#### Data records ####

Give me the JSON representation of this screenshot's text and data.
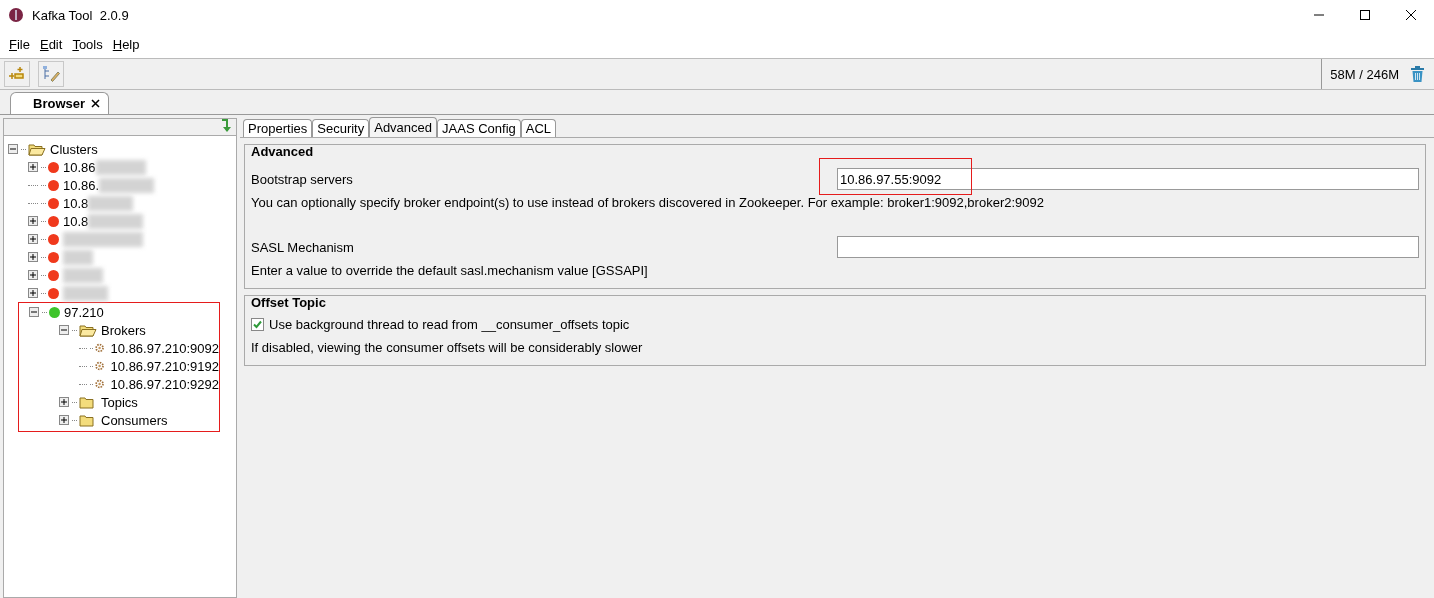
{
  "window": {
    "title": "Kafka Tool  2.0.9"
  },
  "menu": [
    {
      "label": "File",
      "underlined": true
    },
    {
      "label": "Edit",
      "underlined": true
    },
    {
      "label": "Tools",
      "underlined": true
    },
    {
      "label": "Help",
      "underlined": true
    }
  ],
  "toolbar": {
    "memory": "58M / 246M"
  },
  "view_tab": {
    "label": "Browser",
    "selected": true
  },
  "tree": [
    {
      "label": "Clusters",
      "kind": "folder",
      "expanded": true,
      "children": [
        {
          "label": "10.86",
          "kind": "cluster",
          "color": "#f0391c",
          "expanded": false,
          "blurred": true
        },
        {
          "label": "10.86.",
          "kind": "cluster",
          "color": "#f0391c",
          "blurred": true
        },
        {
          "label": "10.8",
          "kind": "cluster",
          "color": "#f0391c",
          "blurred": true
        },
        {
          "label": "10.8",
          "kind": "cluster",
          "color": "#f0391c",
          "expanded": false,
          "blurred": true
        },
        {
          "kind": "cluster",
          "color": "#f0391c",
          "expanded": false,
          "blurred": true
        },
        {
          "kind": "cluster",
          "color": "#f0391c",
          "expanded": false,
          "blurred": true
        },
        {
          "kind": "cluster",
          "color": "#f0391c",
          "expanded": false,
          "blurred": true
        },
        {
          "kind": "cluster",
          "color": "#f0391c",
          "expanded": false,
          "blurred": true
        },
        {
          "label": "97.210",
          "kind": "cluster",
          "color": "#3ec42b",
          "expanded": true,
          "highlighted": true,
          "children": [
            {
              "label": "Brokers",
              "kind": "folder",
              "expanded": true,
              "children": [
                {
                  "label": "10.86.97.210:9092",
                  "kind": "broker"
                },
                {
                  "label": "10.86.97.210:9192",
                  "kind": "broker"
                },
                {
                  "label": "10.86.97.210:9292",
                  "kind": "broker"
                }
              ]
            },
            {
              "label": "Topics",
              "kind": "folder",
              "expanded": false
            },
            {
              "label": "Consumers",
              "kind": "folder",
              "expanded": false
            }
          ]
        }
      ]
    }
  ],
  "tabs": [
    {
      "label": "Properties",
      "selected": false
    },
    {
      "label": "Security",
      "selected": false
    },
    {
      "label": "Advanced",
      "selected": true
    },
    {
      "label": "JAAS Config",
      "selected": false
    },
    {
      "label": "ACL",
      "selected": false
    }
  ],
  "advanced": {
    "title": "Advanced",
    "fields": [
      {
        "label": "Bootstrap servers",
        "value": "10.86.97.55:9092",
        "hint": "You can optionally specify broker endpoint(s) to use instead of brokers discovered in Zookeeper. For example: broker1:9092,broker2:9092",
        "highlighted": true
      },
      {
        "label": "SASL Mechanism",
        "hint": "Enter a value to override the default sasl.mechanism value [GSSAPI]"
      }
    ]
  },
  "offset_topic": {
    "title": "Offset Topic",
    "checkbox": {
      "label": "Use background thread to read from __consumer_offsets topic",
      "checked": true
    },
    "note": "If disabled, viewing the consumer offsets will be considerably slower"
  }
}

####

**Task directions:**
Copy every record above exactly, leaving out the pictures.

**Response to the task:**
Give me the JSON representation of this screenshot's text and data.
{
  "window": {
    "title": "Kafka Tool  2.0.9"
  },
  "menu": [
    {
      "label": "File",
      "underlined": true
    },
    {
      "label": "Edit",
      "underlined": true
    },
    {
      "label": "Tools",
      "underlined": true
    },
    {
      "label": "Help",
      "underlined": true
    }
  ],
  "toolbar": {
    "memory": "58M / 246M"
  },
  "view_tab": {
    "label": "Browser",
    "selected": true
  },
  "tree": [
    {
      "label": "Clusters",
      "kind": "folder",
      "expanded": true,
      "children": [
        {
          "label": "10.86",
          "kind": "cluster",
          "color": "#f0391c",
          "expanded": false,
          "blurred": true
        },
        {
          "label": "10.86.",
          "kind": "cluster",
          "color": "#f0391c",
          "blurred": true
        },
        {
          "label": "10.8",
          "kind": "cluster",
          "color": "#f0391c",
          "blurred": true
        },
        {
          "label": "10.8",
          "kind": "cluster",
          "color": "#f0391c",
          "expanded": false,
          "blurred": true
        },
        {
          "kind": "cluster",
          "color": "#f0391c",
          "expanded": false,
          "blurred": true
        },
        {
          "kind": "cluster",
          "color": "#f0391c",
          "expanded": false,
          "blurred": true
        },
        {
          "kind": "cluster",
          "color": "#f0391c",
          "expanded": false,
          "blurred": true
        },
        {
          "kind": "cluster",
          "color": "#f0391c",
          "expanded": false,
          "blurred": true
        },
        {
          "label": "97.210",
          "kind": "cluster",
          "color": "#3ec42b",
          "expanded": true,
          "highlighted": true,
          "children": [
            {
              "label": "Brokers",
              "kind": "folder",
              "expanded": true,
              "children": [
                {
                  "label": "10.86.97.210:9092",
                  "kind": "broker"
                },
                {
                  "label": "10.86.97.210:9192",
                  "kind": "broker"
                },
                {
                  "label": "10.86.97.210:9292",
                  "kind": "broker"
                }
              ]
            },
            {
              "label": "Topics",
              "kind": "folder",
              "expanded": false
            },
            {
              "label": "Consumers",
              "kind": "folder",
              "expanded": false
            }
          ]
        }
      ]
    }
  ],
  "tabs": [
    {
      "label": "Properties",
      "selected": false
    },
    {
      "label": "Security",
      "selected": false
    },
    {
      "label": "Advanced",
      "selected": true
    },
    {
      "label": "JAAS Config",
      "selected": false
    },
    {
      "label": "ACL",
      "selected": false
    }
  ],
  "advanced": {
    "title": "Advanced",
    "fields": [
      {
        "label": "Bootstrap servers",
        "value": "10.86.97.55:9092",
        "hint": "You can optionally specify broker endpoint(s) to use instead of brokers discovered in Zookeeper. For example: broker1:9092,broker2:9092",
        "highlighted": true
      },
      {
        "label": "SASL Mechanism",
        "hint": "Enter a value to override the default sasl.mechanism value [GSSAPI]"
      }
    ]
  },
  "offset_topic": {
    "title": "Offset Topic",
    "checkbox": {
      "label": "Use background thread to read from __consumer_offsets topic",
      "checked": true
    },
    "note": "If disabled, viewing the consumer offsets will be considerably slower"
  }
}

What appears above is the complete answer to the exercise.